↓↓↓
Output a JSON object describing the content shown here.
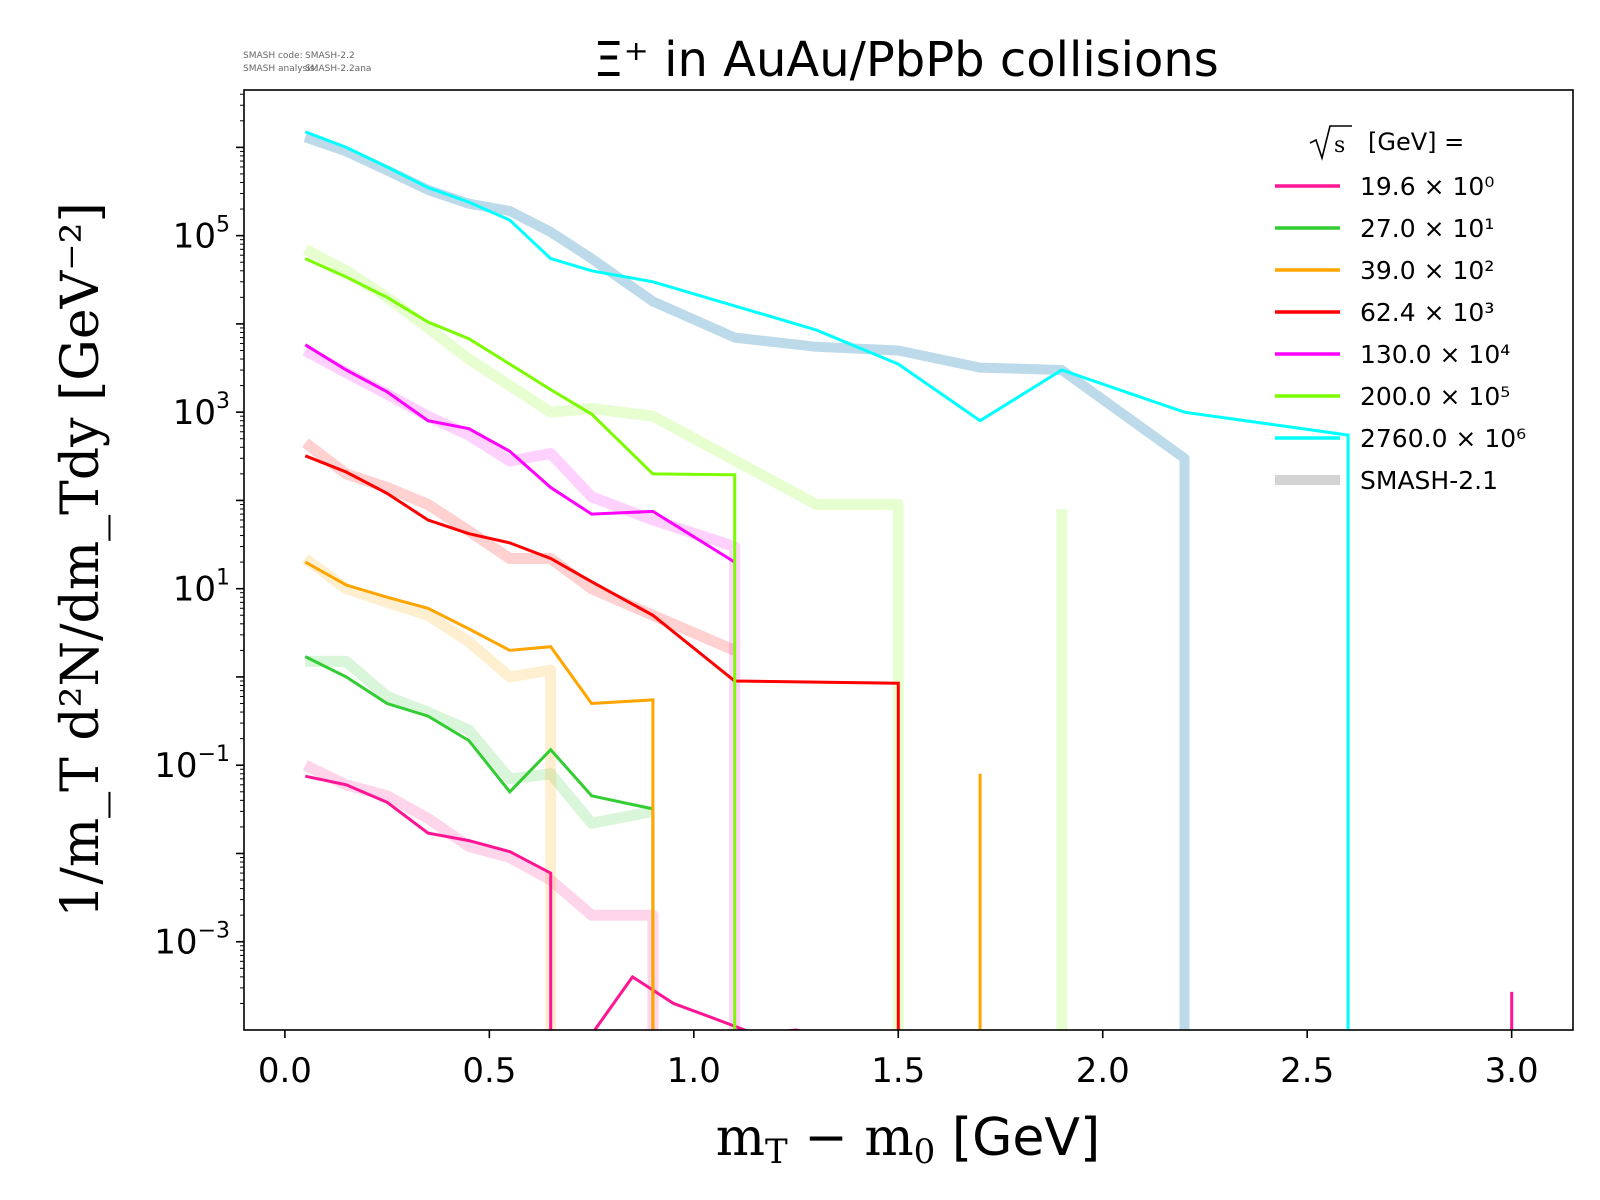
{
  "chart_data": {
    "type": "line",
    "title": "Ξ⁺ in AuAu/PbPb collisions",
    "xlabel_main": "m",
    "xlabel_sub1": "T",
    "xlabel_mid": " − m",
    "xlabel_sub2": "0",
    "xlabel_unit": " [GeV]",
    "ylabel_text": "1/m_T d²N/dm_Tdy [GeV⁻²]",
    "xlim": [
      -0.1,
      3.15
    ],
    "ylim_log10": [
      -4.0,
      6.65
    ],
    "yscale": "log",
    "grid": false,
    "legend_position": "top-right",
    "legend_title": "[GeV] =",
    "x_ticks": [
      "0.0",
      "0.5",
      "1.0",
      "1.5",
      "2.0",
      "2.5",
      "3.0"
    ],
    "y_ticks": [
      {
        "base": "10",
        "exp": "5",
        "log": 5
      },
      {
        "base": "10",
        "exp": "3",
        "log": 3
      },
      {
        "base": "10",
        "exp": "1",
        "log": 1
      },
      {
        "base": "10",
        "exp": "−1",
        "log": -1
      },
      {
        "base": "10",
        "exp": "−3",
        "log": -3
      }
    ],
    "series": [
      {
        "name": "19.6 × 10⁰",
        "color": "#ff1493",
        "x": [
          0.05,
          0.15,
          0.25,
          0.35,
          0.45,
          0.55,
          0.65,
          0.65,
          0.75,
          0.85,
          0.95,
          1.05,
          1.15,
          1.25,
          1.3,
          1.3,
          3.0,
          3.0
        ],
        "y": [
          0.075,
          0.06,
          0.038,
          0.017,
          0.014,
          0.0105,
          0.006,
          8e-05,
          8e-05,
          0.0004,
          0.0002,
          0.000135,
          9e-05,
          0.0001,
          9e-05,
          8e-05,
          8e-05,
          0.00027
        ]
      },
      {
        "name": "27.0 × 10¹",
        "color": "#32cd32",
        "x": [
          0.05,
          0.15,
          0.25,
          0.35,
          0.45,
          0.55,
          0.65,
          0.75,
          0.9,
          0.9
        ],
        "y": [
          1.7,
          1.0,
          0.5,
          0.36,
          0.19,
          0.05,
          0.15,
          0.045,
          0.032,
          8e-05
        ]
      },
      {
        "name": "39.0 × 10²",
        "color": "#ffa500",
        "x": [
          0.05,
          0.15,
          0.25,
          0.35,
          0.45,
          0.55,
          0.65,
          0.75,
          0.9,
          0.9,
          1.7,
          1.7
        ],
        "y": [
          20,
          11,
          8,
          6,
          3.5,
          2.0,
          2.2,
          0.5,
          0.55,
          8e-05,
          8e-05,
          0.08
        ]
      },
      {
        "name": "62.4 × 10³",
        "color": "#ff0000",
        "x": [
          0.05,
          0.15,
          0.25,
          0.35,
          0.45,
          0.55,
          0.65,
          0.75,
          0.9,
          1.1,
          1.5,
          1.5
        ],
        "y": [
          320,
          210,
          120,
          60,
          42,
          33,
          22,
          12,
          5,
          0.9,
          0.85,
          8e-05
        ]
      },
      {
        "name": "130.0 × 10⁴",
        "color": "#ff00ff",
        "x": [
          0.05,
          0.15,
          0.25,
          0.35,
          0.45,
          0.55,
          0.65,
          0.75,
          0.9,
          1.1
        ],
        "y": [
          5800,
          3000,
          1700,
          800,
          650,
          360,
          140,
          70,
          75,
          20
        ]
      },
      {
        "name": "200.0 × 10⁵",
        "color": "#7cfc00",
        "x": [
          0.05,
          0.15,
          0.25,
          0.35,
          0.45,
          0.55,
          0.65,
          0.75,
          0.9,
          1.1,
          1.1
        ],
        "y": [
          55000,
          34000,
          20000,
          10500,
          6800,
          3500,
          1800,
          950,
          200,
          195,
          8e-05
        ]
      },
      {
        "name": "2760.0 × 10⁶",
        "color": "#00ffff",
        "x": [
          0.05,
          0.15,
          0.25,
          0.35,
          0.45,
          0.55,
          0.65,
          0.75,
          0.9,
          1.1,
          1.3,
          1.5,
          1.7,
          1.9,
          2.2,
          2.6,
          2.6
        ],
        "y": [
          1500000,
          1000000,
          600000,
          350000,
          240000,
          150000,
          55000,
          40000,
          30000,
          16000,
          8500,
          3500,
          800,
          3000,
          1000,
          550,
          8e-05
        ]
      }
    ],
    "reference": {
      "name": "SMASH-2.1",
      "curves": [
        {
          "color": "#ff1493",
          "x": [
            0.05,
            0.15,
            0.25,
            0.35,
            0.45,
            0.55,
            0.65,
            0.75,
            0.9,
            0.9
          ],
          "y": [
            0.1,
            0.06,
            0.045,
            0.025,
            0.012,
            0.009,
            0.005,
            0.002,
            0.002,
            8e-05
          ]
        },
        {
          "color": "#32cd32",
          "x": [
            0.05,
            0.15,
            0.25,
            0.35,
            0.45,
            0.55,
            0.65,
            0.75,
            0.9
          ],
          "y": [
            1.5,
            1.5,
            0.6,
            0.4,
            0.25,
            0.07,
            0.08,
            0.022,
            0.03
          ]
        },
        {
          "color": "#ffa500",
          "x": [
            0.05,
            0.15,
            0.25,
            0.35,
            0.45,
            0.55,
            0.65,
            0.65
          ],
          "y": [
            22,
            10,
            7,
            5,
            2.5,
            1.0,
            1.2,
            8e-05
          ]
        },
        {
          "color": "#ff0000",
          "x": [
            0.05,
            0.15,
            0.25,
            0.35,
            0.45,
            0.55,
            0.65,
            0.75,
            0.9,
            1.1
          ],
          "y": [
            450,
            200,
            140,
            90,
            45,
            22,
            22,
            10,
            5,
            2
          ]
        },
        {
          "color": "#ff00ff",
          "x": [
            0.05,
            0.15,
            0.25,
            0.35,
            0.45,
            0.55,
            0.65,
            0.75,
            0.9,
            1.1,
            1.1
          ],
          "y": [
            5000,
            2800,
            1600,
            900,
            550,
            280,
            340,
            110,
            60,
            30,
            8e-05
          ]
        },
        {
          "color": "#7cfc00",
          "x": [
            0.05,
            0.15,
            0.25,
            0.35,
            0.45,
            0.55,
            0.65,
            0.75,
            0.9,
            1.3,
            1.5,
            1.5
          ],
          "y": [
            70000,
            40000,
            20000,
            9000,
            4000,
            2000,
            1000,
            1100,
            900,
            90,
            90,
            8e-05
          ]
        },
        {
          "color": "#7cfc00",
          "x": [
            1.9,
            1.9
          ],
          "y": [
            80,
            8e-05
          ]
        },
        {
          "color": "#6aaed0",
          "x": [
            0.05,
            0.15,
            0.25,
            0.35,
            0.45,
            0.55,
            0.65,
            0.75,
            0.9,
            1.1,
            1.3,
            1.5,
            1.7,
            1.9,
            2.2,
            2.2
          ],
          "y": [
            1300000,
            900000,
            550000,
            330000,
            230000,
            190000,
            110000,
            55000,
            18000,
            7000,
            5500,
            5000,
            3200,
            3000,
            300,
            8e-05
          ]
        }
      ]
    },
    "legend_ref_color": "#d3d3d3",
    "legend_ref_label": "SMASH-2.1"
  },
  "smash_info": {
    "code_label": "SMASH code:",
    "code_value": "SMASH-2.2",
    "analysis_label": "SMASH analysis:",
    "analysis_value": "SMASH-2.2ana"
  },
  "sqrt_s": "s"
}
↑↑↑
(Set problem) Quote every entry exactly, with the pictures omitted.

(Expected output)
Output a JSON object describing the content shown here.
{
  "chart_data": {
    "type": "line",
    "title": "Ξ⁺ in AuAu/PbPb collisions",
    "xlabel_main": "m",
    "xlabel_sub1": "T",
    "xlabel_mid": " − m",
    "xlabel_sub2": "0",
    "xlabel_unit": " [GeV]",
    "ylabel_text": "1/m_T d²N/dm_Tdy [GeV⁻²]",
    "xlim": [
      -0.1,
      3.15
    ],
    "ylim_log10": [
      -4.0,
      6.65
    ],
    "yscale": "log",
    "grid": false,
    "legend_position": "top-right",
    "legend_title": "[GeV] =",
    "x_ticks": [
      "0.0",
      "0.5",
      "1.0",
      "1.5",
      "2.0",
      "2.5",
      "3.0"
    ],
    "y_ticks": [
      {
        "base": "10",
        "exp": "5",
        "log": 5
      },
      {
        "base": "10",
        "exp": "3",
        "log": 3
      },
      {
        "base": "10",
        "exp": "1",
        "log": 1
      },
      {
        "base": "10",
        "exp": "−1",
        "log": -1
      },
      {
        "base": "10",
        "exp": "−3",
        "log": -3
      }
    ],
    "series": [
      {
        "name": "19.6 × 10⁰",
        "color": "#ff1493",
        "x": [
          0.05,
          0.15,
          0.25,
          0.35,
          0.45,
          0.55,
          0.65,
          0.65,
          0.75,
          0.85,
          0.95,
          1.05,
          1.15,
          1.25,
          1.3,
          1.3,
          3.0,
          3.0
        ],
        "y": [
          0.075,
          0.06,
          0.038,
          0.017,
          0.014,
          0.0105,
          0.006,
          8e-05,
          8e-05,
          0.0004,
          0.0002,
          0.000135,
          9e-05,
          0.0001,
          9e-05,
          8e-05,
          8e-05,
          0.00027
        ]
      },
      {
        "name": "27.0 × 10¹",
        "color": "#32cd32",
        "x": [
          0.05,
          0.15,
          0.25,
          0.35,
          0.45,
          0.55,
          0.65,
          0.75,
          0.9,
          0.9
        ],
        "y": [
          1.7,
          1.0,
          0.5,
          0.36,
          0.19,
          0.05,
          0.15,
          0.045,
          0.032,
          8e-05
        ]
      },
      {
        "name": "39.0 × 10²",
        "color": "#ffa500",
        "x": [
          0.05,
          0.15,
          0.25,
          0.35,
          0.45,
          0.55,
          0.65,
          0.75,
          0.9,
          0.9,
          1.7,
          1.7
        ],
        "y": [
          20,
          11,
          8,
          6,
          3.5,
          2.0,
          2.2,
          0.5,
          0.55,
          8e-05,
          8e-05,
          0.08
        ]
      },
      {
        "name": "62.4 × 10³",
        "color": "#ff0000",
        "x": [
          0.05,
          0.15,
          0.25,
          0.35,
          0.45,
          0.55,
          0.65,
          0.75,
          0.9,
          1.1,
          1.5,
          1.5
        ],
        "y": [
          320,
          210,
          120,
          60,
          42,
          33,
          22,
          12,
          5,
          0.9,
          0.85,
          8e-05
        ]
      },
      {
        "name": "130.0 × 10⁴",
        "color": "#ff00ff",
        "x": [
          0.05,
          0.15,
          0.25,
          0.35,
          0.45,
          0.55,
          0.65,
          0.75,
          0.9,
          1.1
        ],
        "y": [
          5800,
          3000,
          1700,
          800,
          650,
          360,
          140,
          70,
          75,
          20
        ]
      },
      {
        "name": "200.0 × 10⁵",
        "color": "#7cfc00",
        "x": [
          0.05,
          0.15,
          0.25,
          0.35,
          0.45,
          0.55,
          0.65,
          0.75,
          0.9,
          1.1,
          1.1
        ],
        "y": [
          55000,
          34000,
          20000,
          10500,
          6800,
          3500,
          1800,
          950,
          200,
          195,
          8e-05
        ]
      },
      {
        "name": "2760.0 × 10⁶",
        "color": "#00ffff",
        "x": [
          0.05,
          0.15,
          0.25,
          0.35,
          0.45,
          0.55,
          0.65,
          0.75,
          0.9,
          1.1,
          1.3,
          1.5,
          1.7,
          1.9,
          2.2,
          2.6,
          2.6
        ],
        "y": [
          1500000,
          1000000,
          600000,
          350000,
          240000,
          150000,
          55000,
          40000,
          30000,
          16000,
          8500,
          3500,
          800,
          3000,
          1000,
          550,
          8e-05
        ]
      }
    ],
    "reference": {
      "name": "SMASH-2.1",
      "curves": [
        {
          "color": "#ff1493",
          "x": [
            0.05,
            0.15,
            0.25,
            0.35,
            0.45,
            0.55,
            0.65,
            0.75,
            0.9,
            0.9
          ],
          "y": [
            0.1,
            0.06,
            0.045,
            0.025,
            0.012,
            0.009,
            0.005,
            0.002,
            0.002,
            8e-05
          ]
        },
        {
          "color": "#32cd32",
          "x": [
            0.05,
            0.15,
            0.25,
            0.35,
            0.45,
            0.55,
            0.65,
            0.75,
            0.9
          ],
          "y": [
            1.5,
            1.5,
            0.6,
            0.4,
            0.25,
            0.07,
            0.08,
            0.022,
            0.03
          ]
        },
        {
          "color": "#ffa500",
          "x": [
            0.05,
            0.15,
            0.25,
            0.35,
            0.45,
            0.55,
            0.65,
            0.65
          ],
          "y": [
            22,
            10,
            7,
            5,
            2.5,
            1.0,
            1.2,
            8e-05
          ]
        },
        {
          "color": "#ff0000",
          "x": [
            0.05,
            0.15,
            0.25,
            0.35,
            0.45,
            0.55,
            0.65,
            0.75,
            0.9,
            1.1
          ],
          "y": [
            450,
            200,
            140,
            90,
            45,
            22,
            22,
            10,
            5,
            2
          ]
        },
        {
          "color": "#ff00ff",
          "x": [
            0.05,
            0.15,
            0.25,
            0.35,
            0.45,
            0.55,
            0.65,
            0.75,
            0.9,
            1.1,
            1.1
          ],
          "y": [
            5000,
            2800,
            1600,
            900,
            550,
            280,
            340,
            110,
            60,
            30,
            8e-05
          ]
        },
        {
          "color": "#7cfc00",
          "x": [
            0.05,
            0.15,
            0.25,
            0.35,
            0.45,
            0.55,
            0.65,
            0.75,
            0.9,
            1.3,
            1.5,
            1.5
          ],
          "y": [
            70000,
            40000,
            20000,
            9000,
            4000,
            2000,
            1000,
            1100,
            900,
            90,
            90,
            8e-05
          ]
        },
        {
          "color": "#7cfc00",
          "x": [
            1.9,
            1.9
          ],
          "y": [
            80,
            8e-05
          ]
        },
        {
          "color": "#6aaed0",
          "x": [
            0.05,
            0.15,
            0.25,
            0.35,
            0.45,
            0.55,
            0.65,
            0.75,
            0.9,
            1.1,
            1.3,
            1.5,
            1.7,
            1.9,
            2.2,
            2.2
          ],
          "y": [
            1300000,
            900000,
            550000,
            330000,
            230000,
            190000,
            110000,
            55000,
            18000,
            7000,
            5500,
            5000,
            3200,
            3000,
            300,
            8e-05
          ]
        }
      ]
    },
    "legend_ref_color": "#d3d3d3",
    "legend_ref_label": "SMASH-2.1"
  },
  "smash_info": {
    "code_label": "SMASH code:",
    "code_value": "SMASH-2.2",
    "analysis_label": "SMASH analysis:",
    "analysis_value": "SMASH-2.2ana"
  },
  "sqrt_s": "s"
}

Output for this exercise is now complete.